(begin)

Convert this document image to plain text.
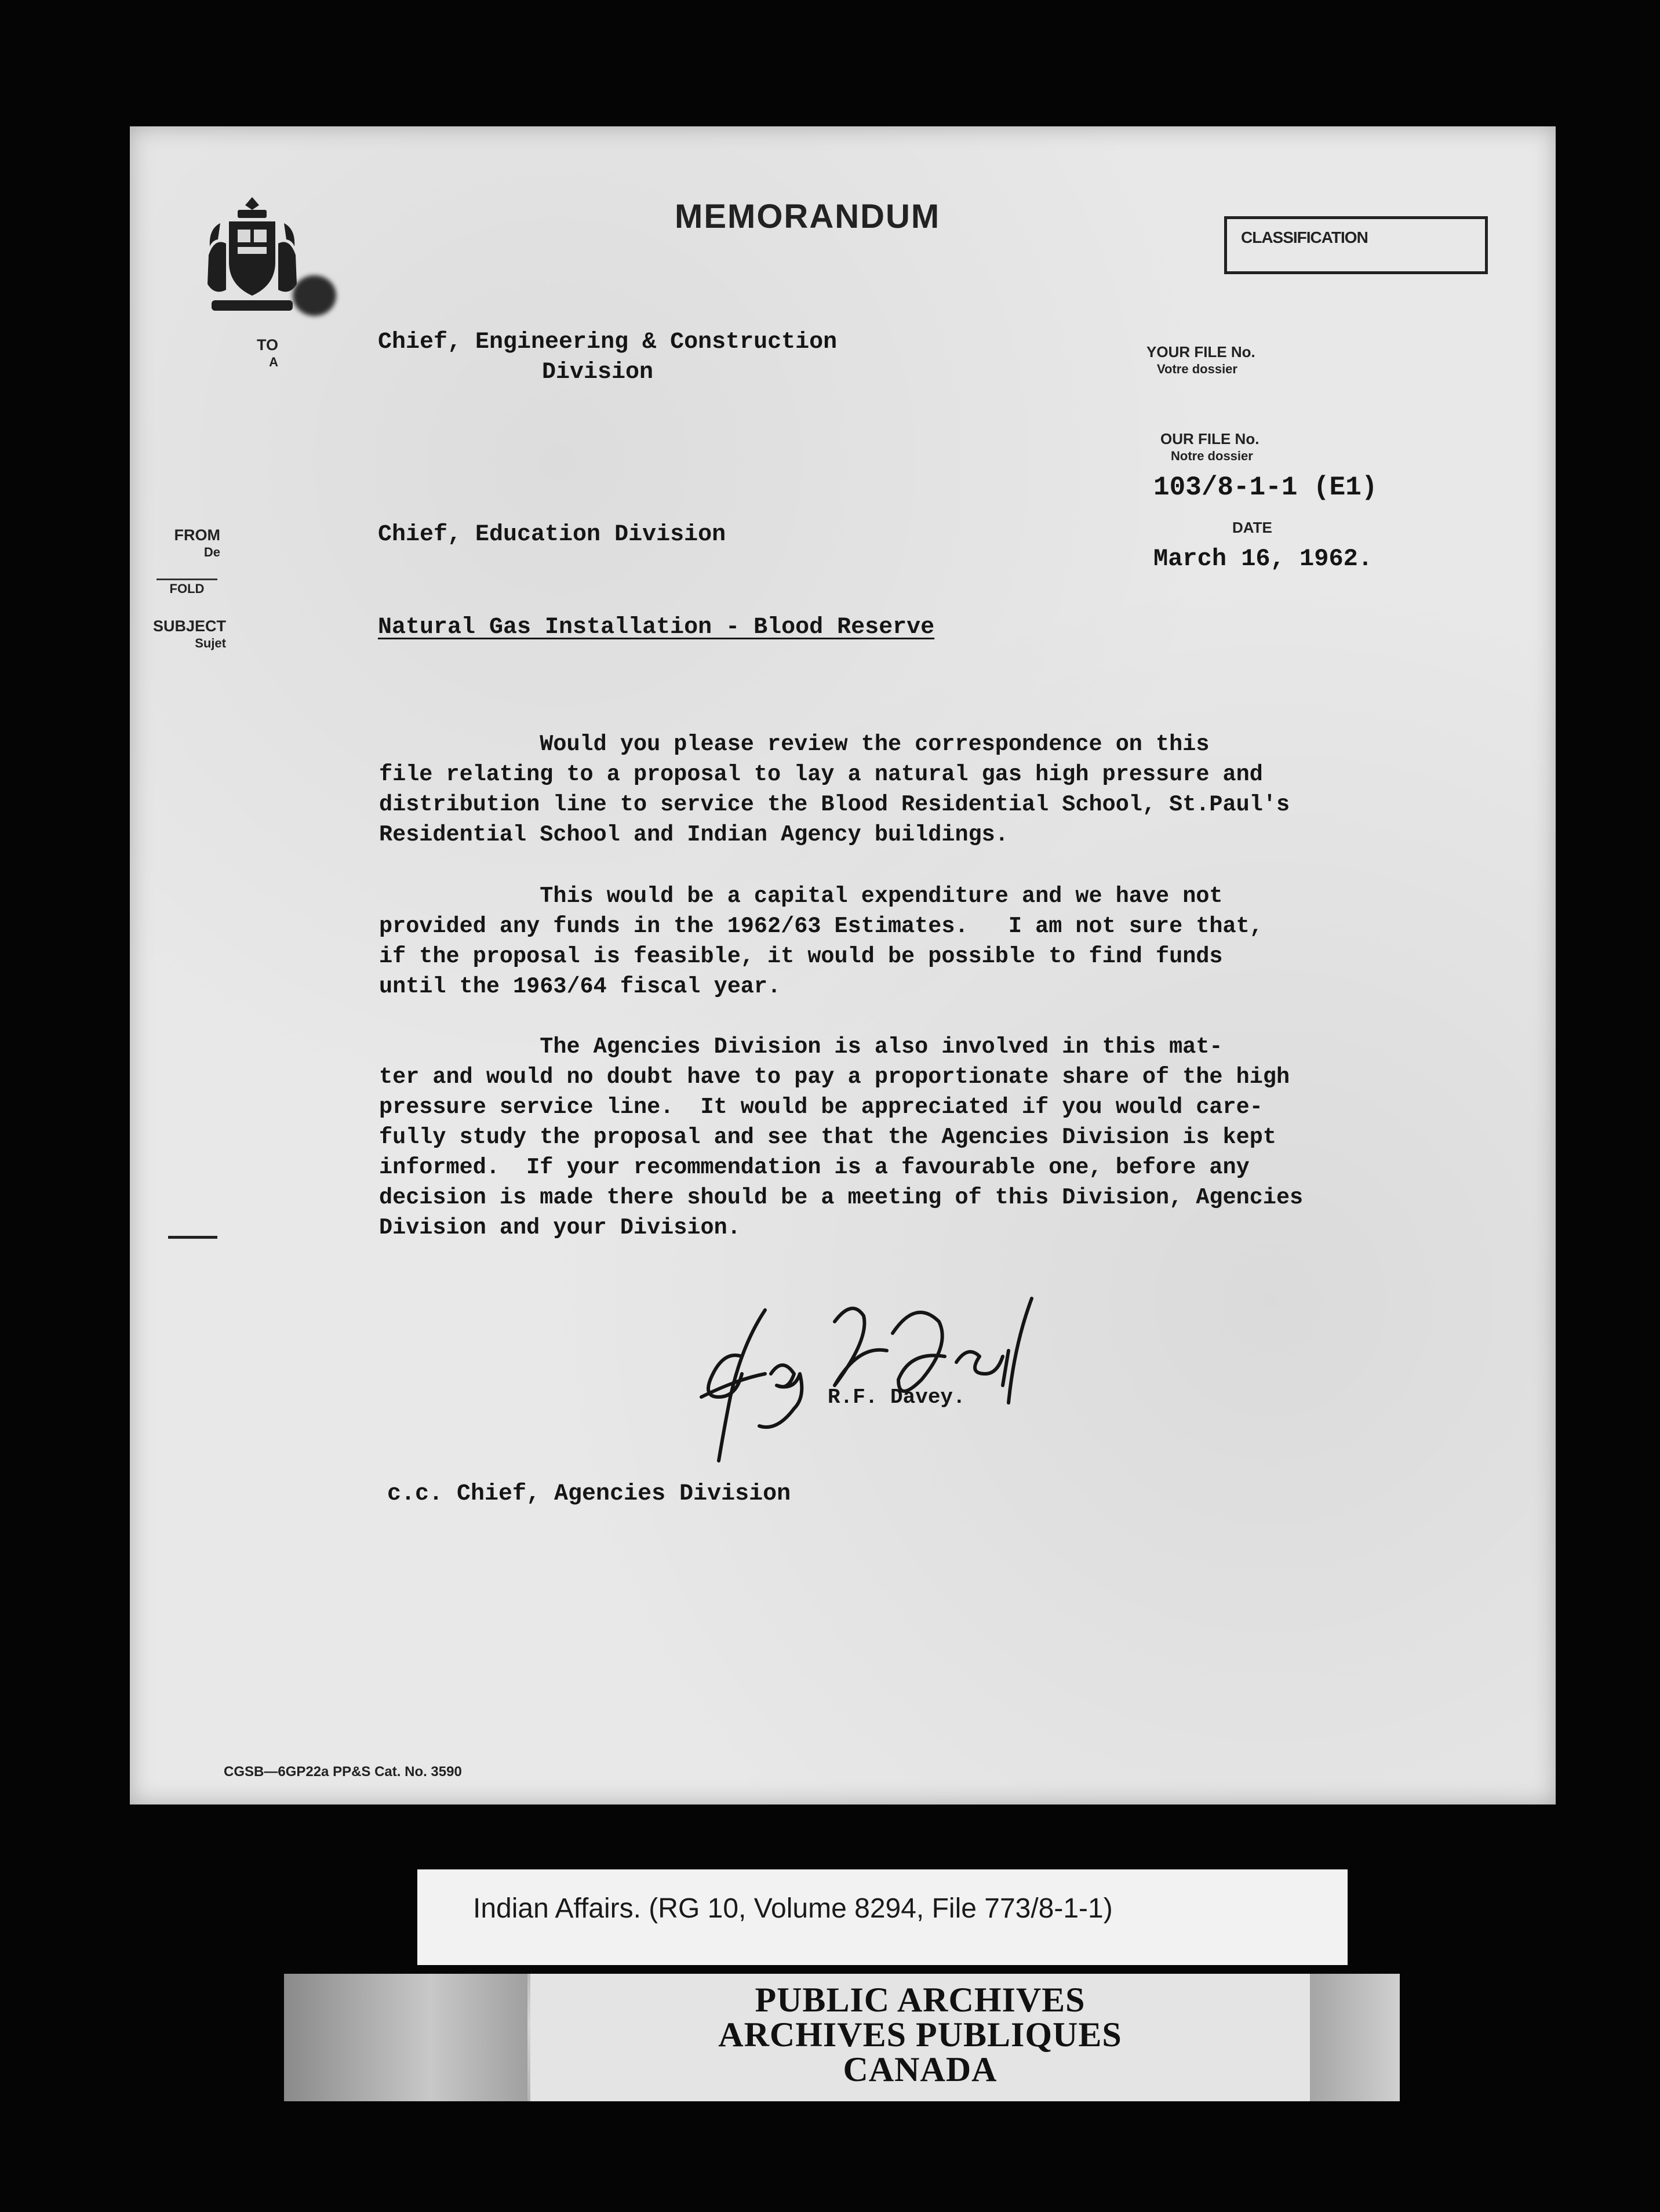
MEMORANDUM
CLASSIFICATION
TO
A
Chief, Engineering & Construction
Division
FROM
De
Chief, Education Division
FOLD
SUBJECT
Sujet
Natural Gas Installation - Blood Reserve
YOUR FILE No.
Votre dossier
OUR FILE No.
Notre dossier
103/8-1-1 (E1)
DATE
March 16, 1962.
Would you please review the correspondence on this
file relating to a proposal to lay a natural gas high pressure and
distribution line to service the Blood Residential School, St.Paul's
Residential School and Indian Agency buildings.
This would be a capital expenditure and we have not
provided any funds in the 1962/63 Estimates.   I am not sure that,
if the proposal is feasible, it would be possible to find funds
until the 1963/64 fiscal year.
The Agencies Division is also involved in this mat-
ter and would no doubt have to pay a proportionate share of the high
pressure service line.  It would be appreciated if you would care-
fully study the proposal and see that the Agencies Division is kept
informed.  If your recommendation is a favourable one, before any
decision is made there should be a meeting of this Division, Agencies
Division and your Division.
R.F. Davey.
c.c. Chief, Agencies Division
CGSB—6GP22a PP&S Cat. No. 3590
Indian Affairs. (RG 10, Volume 8294, File 773/8-1-1)
PUBLIC ARCHIVES
ARCHIVES PUBLIQUES
CANADA
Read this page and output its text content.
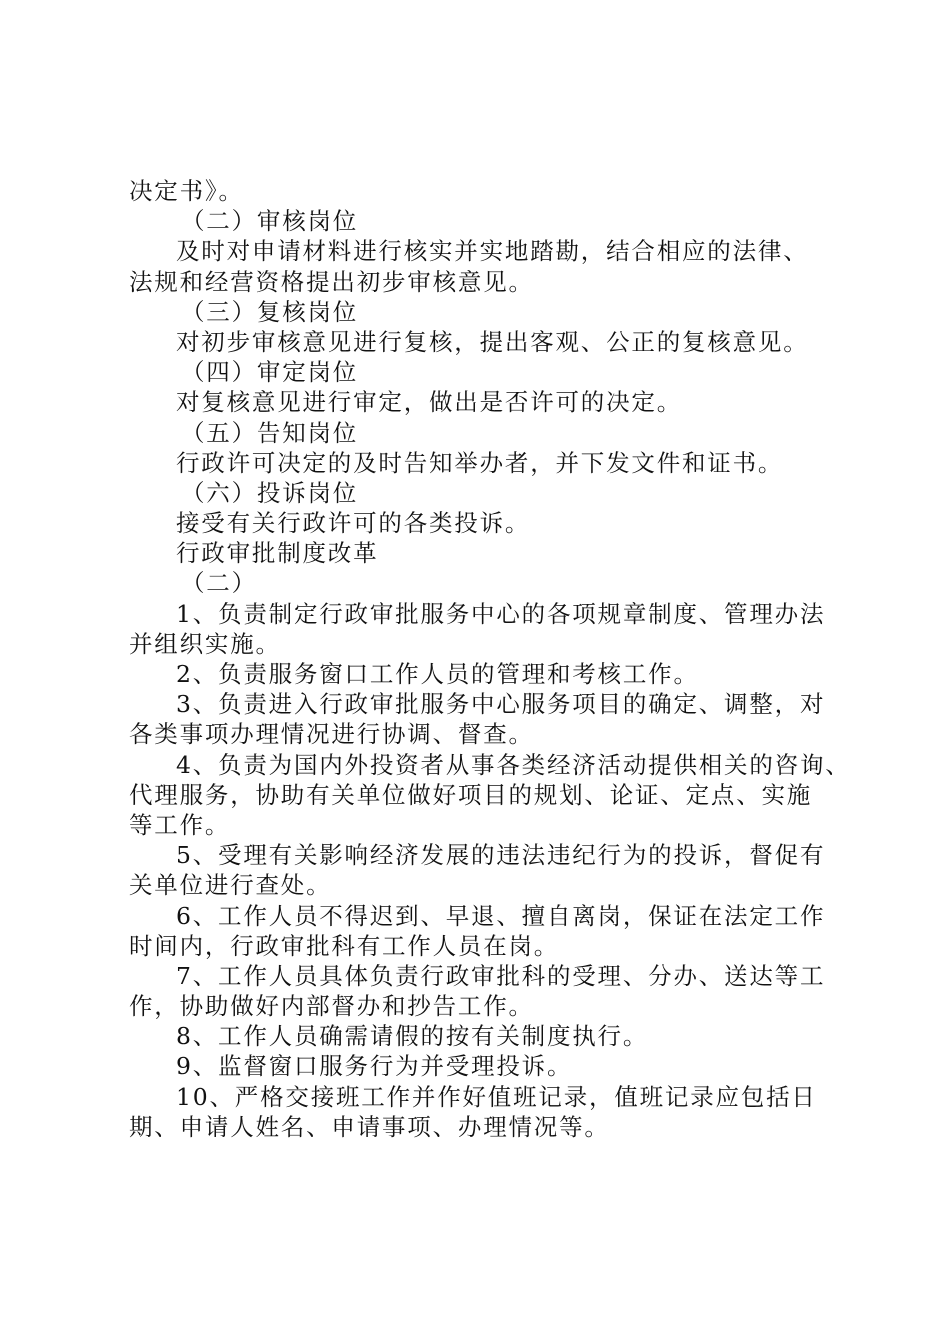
决定书》。
（二）审核岗位
及时对申请材料进行核实并实地踏勘，结合相应的法律、
法规和经营资格提出初步审核意见。
（三）复核岗位
对初步审核意见进行复核，提出客观、公正的复核意见。
（四）审定岗位
对复核意见进行审定，做出是否许可的决定。
（五）告知岗位
行政许可决定的及时告知举办者，并下发文件和证书。
（六）投诉岗位
接受有关行政许可的各类投诉。
行政审批制度改革
（二）
1、负责制定行政审批服务中心的各项规章制度、管理办法
并组织实施。
2、负责服务窗口工作人员的管理和考核工作。
3、负责进入行政审批服务中心服务项目的确定、调整，对
各类事项办理情况进行协调、督查。
4、负责为国内外投资者从事各类经济活动提供相关的咨询、
代理服务，协助有关单位做好项目的规划、论证、定点、实施
等工作。
5、受理有关影响经济发展的违法违纪行为的投诉，督促有
关单位进行查处。
6、工作人员不得迟到、早退、擅自离岗，保证在法定工作
时间内，行政审批科有工作人员在岗。
7、工作人员具体负责行政审批科的受理、分办、送达等工
作，协助做好内部督办和抄告工作。
8、工作人员确需请假的按有关制度执行。
9、监督窗口服务行为并受理投诉。
10、严格交接班工作并作好值班记录，值班记录应包括日
期、申请人姓名、申请事项、办理情况等。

(end)

STATED EXERCISE »
Extract, word for word, each line from the one that contains "Read this page and output its text content." through the final line of the data above. Leave the pictures out.

EXPECTED ANSWER »
Read this page and output its text content.
决定书》。
（二）审核岗位
及时对申请材料进行核实并实地踏勘，结合相应的法律、
法规和经营资格提出初步审核意见。
（三）复核岗位
对初步审核意见进行复核，提出客观、公正的复核意见。
（四）审定岗位
对复核意见进行审定，做出是否许可的决定。
（五）告知岗位
行政许可决定的及时告知举办者，并下发文件和证书。
（六）投诉岗位
接受有关行政许可的各类投诉。
行政审批制度改革
（二）
1、负责制定行政审批服务中心的各项规章制度、管理办法
并组织实施。
2、负责服务窗口工作人员的管理和考核工作。
3、负责进入行政审批服务中心服务项目的确定、调整，对
各类事项办理情况进行协调、督查。
4、负责为国内外投资者从事各类经济活动提供相关的咨询、
代理服务，协助有关单位做好项目的规划、论证、定点、实施
等工作。
5、受理有关影响经济发展的违法违纪行为的投诉，督促有
关单位进行查处。
6、工作人员不得迟到、早退、擅自离岗，保证在法定工作
时间内，行政审批科有工作人员在岗。
7、工作人员具体负责行政审批科的受理、分办、送达等工
作，协助做好内部督办和抄告工作。
8、工作人员确需请假的按有关制度执行。
9、监督窗口服务行为并受理投诉。
10、严格交接班工作并作好值班记录，值班记录应包括日
期、申请人姓名、申请事项、办理情况等。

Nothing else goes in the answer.